— DESCRIPTION OF THE TASK —
Rewrite the entries as a numbered list with blank lines dropped, starting at the first line of the entries and stopping after the line that contains "heat-cell — [452, 500, 459, 529]".

-- begin --

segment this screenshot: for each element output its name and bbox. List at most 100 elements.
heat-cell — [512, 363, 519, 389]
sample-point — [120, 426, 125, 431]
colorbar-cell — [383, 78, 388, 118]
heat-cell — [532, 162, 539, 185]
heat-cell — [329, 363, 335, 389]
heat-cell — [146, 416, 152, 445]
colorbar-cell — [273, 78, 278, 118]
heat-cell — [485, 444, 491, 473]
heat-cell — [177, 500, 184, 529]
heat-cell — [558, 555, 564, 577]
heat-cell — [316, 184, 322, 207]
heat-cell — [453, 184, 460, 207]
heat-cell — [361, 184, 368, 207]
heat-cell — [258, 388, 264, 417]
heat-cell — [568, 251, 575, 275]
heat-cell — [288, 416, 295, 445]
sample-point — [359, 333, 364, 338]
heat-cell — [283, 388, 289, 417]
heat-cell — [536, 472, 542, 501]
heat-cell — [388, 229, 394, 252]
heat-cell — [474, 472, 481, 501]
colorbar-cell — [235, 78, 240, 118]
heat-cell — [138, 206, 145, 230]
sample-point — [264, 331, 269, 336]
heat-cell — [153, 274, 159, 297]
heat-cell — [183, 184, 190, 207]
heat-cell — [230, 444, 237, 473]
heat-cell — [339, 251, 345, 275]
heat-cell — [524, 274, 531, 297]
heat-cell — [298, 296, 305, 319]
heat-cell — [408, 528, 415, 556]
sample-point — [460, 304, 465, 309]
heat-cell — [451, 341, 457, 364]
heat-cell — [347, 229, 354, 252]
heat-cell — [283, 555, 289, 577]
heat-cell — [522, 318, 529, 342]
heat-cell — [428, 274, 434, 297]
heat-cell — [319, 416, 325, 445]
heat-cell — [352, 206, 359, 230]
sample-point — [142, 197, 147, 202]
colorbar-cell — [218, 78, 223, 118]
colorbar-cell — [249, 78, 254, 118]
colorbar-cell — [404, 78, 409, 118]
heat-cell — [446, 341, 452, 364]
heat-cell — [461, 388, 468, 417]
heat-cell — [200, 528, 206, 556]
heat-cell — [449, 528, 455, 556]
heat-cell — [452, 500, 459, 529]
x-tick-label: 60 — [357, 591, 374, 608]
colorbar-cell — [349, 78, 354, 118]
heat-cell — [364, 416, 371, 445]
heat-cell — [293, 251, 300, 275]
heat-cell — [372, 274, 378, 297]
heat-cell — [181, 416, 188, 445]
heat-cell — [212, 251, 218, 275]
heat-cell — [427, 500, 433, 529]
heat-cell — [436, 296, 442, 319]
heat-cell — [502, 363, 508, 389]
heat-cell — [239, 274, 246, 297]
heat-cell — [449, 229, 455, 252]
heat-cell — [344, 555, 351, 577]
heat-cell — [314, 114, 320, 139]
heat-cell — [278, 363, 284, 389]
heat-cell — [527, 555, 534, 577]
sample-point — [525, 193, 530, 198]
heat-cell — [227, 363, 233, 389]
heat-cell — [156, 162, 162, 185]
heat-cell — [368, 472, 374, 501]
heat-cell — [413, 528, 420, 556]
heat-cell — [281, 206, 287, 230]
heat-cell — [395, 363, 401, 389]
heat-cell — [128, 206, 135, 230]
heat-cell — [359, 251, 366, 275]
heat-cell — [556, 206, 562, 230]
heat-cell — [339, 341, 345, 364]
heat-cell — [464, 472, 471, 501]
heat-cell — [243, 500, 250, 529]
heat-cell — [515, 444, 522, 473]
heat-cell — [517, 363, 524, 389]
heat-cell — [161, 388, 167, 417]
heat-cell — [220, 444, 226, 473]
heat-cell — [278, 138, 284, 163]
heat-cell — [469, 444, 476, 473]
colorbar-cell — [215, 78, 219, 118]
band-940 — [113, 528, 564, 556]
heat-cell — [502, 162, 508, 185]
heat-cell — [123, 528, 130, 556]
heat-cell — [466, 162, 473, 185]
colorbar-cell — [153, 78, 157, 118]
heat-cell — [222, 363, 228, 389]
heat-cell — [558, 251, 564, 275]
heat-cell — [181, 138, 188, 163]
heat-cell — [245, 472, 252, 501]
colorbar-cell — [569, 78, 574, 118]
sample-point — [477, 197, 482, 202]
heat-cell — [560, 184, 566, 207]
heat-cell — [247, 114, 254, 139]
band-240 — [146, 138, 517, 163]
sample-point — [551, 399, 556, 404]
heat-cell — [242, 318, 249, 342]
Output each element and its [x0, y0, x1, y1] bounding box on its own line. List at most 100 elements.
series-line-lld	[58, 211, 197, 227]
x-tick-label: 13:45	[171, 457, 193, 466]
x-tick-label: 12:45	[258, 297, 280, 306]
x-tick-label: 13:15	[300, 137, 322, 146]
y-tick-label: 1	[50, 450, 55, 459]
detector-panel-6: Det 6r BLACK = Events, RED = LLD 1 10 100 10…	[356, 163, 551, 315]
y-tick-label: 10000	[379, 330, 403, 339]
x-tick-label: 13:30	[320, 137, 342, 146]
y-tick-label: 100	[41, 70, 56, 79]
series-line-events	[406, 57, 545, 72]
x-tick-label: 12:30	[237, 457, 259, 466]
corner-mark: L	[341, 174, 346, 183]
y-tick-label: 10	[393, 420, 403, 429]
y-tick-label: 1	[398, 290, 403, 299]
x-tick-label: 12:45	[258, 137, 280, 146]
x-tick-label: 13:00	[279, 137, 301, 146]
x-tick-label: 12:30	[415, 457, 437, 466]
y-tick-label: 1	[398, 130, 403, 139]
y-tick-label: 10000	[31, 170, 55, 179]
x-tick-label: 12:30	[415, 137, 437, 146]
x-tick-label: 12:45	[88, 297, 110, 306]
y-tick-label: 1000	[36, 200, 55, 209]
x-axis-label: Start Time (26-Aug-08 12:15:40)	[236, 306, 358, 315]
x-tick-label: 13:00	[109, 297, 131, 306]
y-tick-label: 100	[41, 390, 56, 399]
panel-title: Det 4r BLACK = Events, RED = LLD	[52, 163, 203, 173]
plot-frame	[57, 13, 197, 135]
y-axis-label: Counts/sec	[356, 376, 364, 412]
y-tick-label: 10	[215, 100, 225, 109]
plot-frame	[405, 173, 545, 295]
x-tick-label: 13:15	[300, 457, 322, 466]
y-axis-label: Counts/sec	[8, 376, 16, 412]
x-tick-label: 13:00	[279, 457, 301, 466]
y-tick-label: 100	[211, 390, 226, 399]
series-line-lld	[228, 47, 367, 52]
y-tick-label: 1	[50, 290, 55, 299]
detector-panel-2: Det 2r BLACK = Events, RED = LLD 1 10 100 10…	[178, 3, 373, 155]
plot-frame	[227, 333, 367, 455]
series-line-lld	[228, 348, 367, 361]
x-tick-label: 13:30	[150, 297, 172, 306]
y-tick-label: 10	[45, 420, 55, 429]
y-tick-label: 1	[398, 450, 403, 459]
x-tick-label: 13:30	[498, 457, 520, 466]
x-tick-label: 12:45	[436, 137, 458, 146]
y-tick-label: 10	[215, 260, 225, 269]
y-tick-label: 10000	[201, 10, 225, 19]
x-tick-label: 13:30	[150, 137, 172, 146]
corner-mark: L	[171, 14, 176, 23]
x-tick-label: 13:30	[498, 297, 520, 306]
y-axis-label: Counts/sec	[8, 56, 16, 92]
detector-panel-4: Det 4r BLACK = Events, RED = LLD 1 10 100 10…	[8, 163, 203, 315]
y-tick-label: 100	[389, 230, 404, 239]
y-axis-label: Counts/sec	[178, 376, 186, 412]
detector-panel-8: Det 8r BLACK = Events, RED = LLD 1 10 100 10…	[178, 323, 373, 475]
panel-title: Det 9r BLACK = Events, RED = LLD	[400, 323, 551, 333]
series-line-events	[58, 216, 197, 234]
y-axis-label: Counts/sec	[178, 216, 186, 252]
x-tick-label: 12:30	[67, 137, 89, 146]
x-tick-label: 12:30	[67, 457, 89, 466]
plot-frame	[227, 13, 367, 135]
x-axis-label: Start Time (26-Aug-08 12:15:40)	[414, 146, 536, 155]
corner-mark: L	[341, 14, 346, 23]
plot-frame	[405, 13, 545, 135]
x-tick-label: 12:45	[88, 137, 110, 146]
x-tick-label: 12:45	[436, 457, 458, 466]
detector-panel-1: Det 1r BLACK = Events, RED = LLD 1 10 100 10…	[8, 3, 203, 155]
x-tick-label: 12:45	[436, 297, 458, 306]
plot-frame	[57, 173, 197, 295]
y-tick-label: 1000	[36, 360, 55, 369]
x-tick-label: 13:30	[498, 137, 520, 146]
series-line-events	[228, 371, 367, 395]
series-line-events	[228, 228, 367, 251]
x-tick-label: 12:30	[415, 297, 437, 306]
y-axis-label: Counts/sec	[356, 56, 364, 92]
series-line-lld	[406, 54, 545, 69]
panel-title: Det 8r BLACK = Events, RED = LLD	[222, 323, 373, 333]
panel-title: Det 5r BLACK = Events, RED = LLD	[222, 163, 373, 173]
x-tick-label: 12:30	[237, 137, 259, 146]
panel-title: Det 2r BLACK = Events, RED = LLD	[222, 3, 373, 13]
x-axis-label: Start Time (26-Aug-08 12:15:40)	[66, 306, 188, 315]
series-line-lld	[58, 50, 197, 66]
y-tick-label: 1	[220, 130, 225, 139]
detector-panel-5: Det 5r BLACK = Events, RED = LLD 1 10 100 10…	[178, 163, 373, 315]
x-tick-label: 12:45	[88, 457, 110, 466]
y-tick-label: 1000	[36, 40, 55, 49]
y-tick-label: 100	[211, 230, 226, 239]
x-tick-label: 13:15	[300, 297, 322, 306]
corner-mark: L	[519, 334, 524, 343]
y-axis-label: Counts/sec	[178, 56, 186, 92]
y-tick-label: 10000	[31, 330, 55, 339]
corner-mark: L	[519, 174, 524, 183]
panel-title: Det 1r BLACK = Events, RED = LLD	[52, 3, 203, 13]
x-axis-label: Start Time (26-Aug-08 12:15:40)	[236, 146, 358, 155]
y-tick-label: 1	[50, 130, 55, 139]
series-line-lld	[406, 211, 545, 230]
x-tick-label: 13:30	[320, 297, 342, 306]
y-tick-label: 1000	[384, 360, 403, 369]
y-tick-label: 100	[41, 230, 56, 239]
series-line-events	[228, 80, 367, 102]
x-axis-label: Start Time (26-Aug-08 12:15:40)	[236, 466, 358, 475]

-- end --

— FINAL ANSWER —
1. segment this screenshot: for each element output its name and bbox. List at most 100 elements.
2. heat-cell — [512, 363, 519, 389]
3. sample-point — [120, 426, 125, 431]
4. colorbar-cell — [383, 78, 388, 118]
5. heat-cell — [532, 162, 539, 185]
6. heat-cell — [329, 363, 335, 389]
7. heat-cell — [146, 416, 152, 445]
8. colorbar-cell — [273, 78, 278, 118]
9. heat-cell — [485, 444, 491, 473]
10. heat-cell — [177, 500, 184, 529]
11. heat-cell — [558, 555, 564, 577]
12. heat-cell — [316, 184, 322, 207]
13. heat-cell — [453, 184, 460, 207]
14. heat-cell — [361, 184, 368, 207]
15. heat-cell — [258, 388, 264, 417]
16. heat-cell — [568, 251, 575, 275]
17. heat-cell — [288, 416, 295, 445]
18. sample-point — [359, 333, 364, 338]
19. heat-cell — [283, 388, 289, 417]
20. heat-cell — [536, 472, 542, 501]
21. heat-cell — [388, 229, 394, 252]
22. heat-cell — [474, 472, 481, 501]
23. colorbar-cell — [235, 78, 240, 118]
24. heat-cell — [138, 206, 145, 230]
25. sample-point — [264, 331, 269, 336]
26. heat-cell — [153, 274, 159, 297]
27. heat-cell — [183, 184, 190, 207]
28. heat-cell — [230, 444, 237, 473]
29. heat-cell — [339, 251, 345, 275]
30. heat-cell — [524, 274, 531, 297]
31. heat-cell — [298, 296, 305, 319]
32. heat-cell — [408, 528, 415, 556]
33. sample-point — [460, 304, 465, 309]
34. heat-cell — [451, 341, 457, 364]
35. heat-cell — [347, 229, 354, 252]
36. heat-cell — [283, 555, 289, 577]
37. heat-cell — [522, 318, 529, 342]
38. heat-cell — [428, 274, 434, 297]
39. heat-cell — [319, 416, 325, 445]
40. heat-cell — [352, 206, 359, 230]
41. sample-point — [142, 197, 147, 202]
42. colorbar-cell — [218, 78, 223, 118]
43. colorbar-cell — [249, 78, 254, 118]
44. colorbar-cell — [404, 78, 409, 118]
45. heat-cell — [446, 341, 452, 364]
46. heat-cell — [461, 388, 468, 417]
47. heat-cell — [200, 528, 206, 556]
48. heat-cell — [449, 528, 455, 556]
49. heat-cell — [452, 500, 459, 529]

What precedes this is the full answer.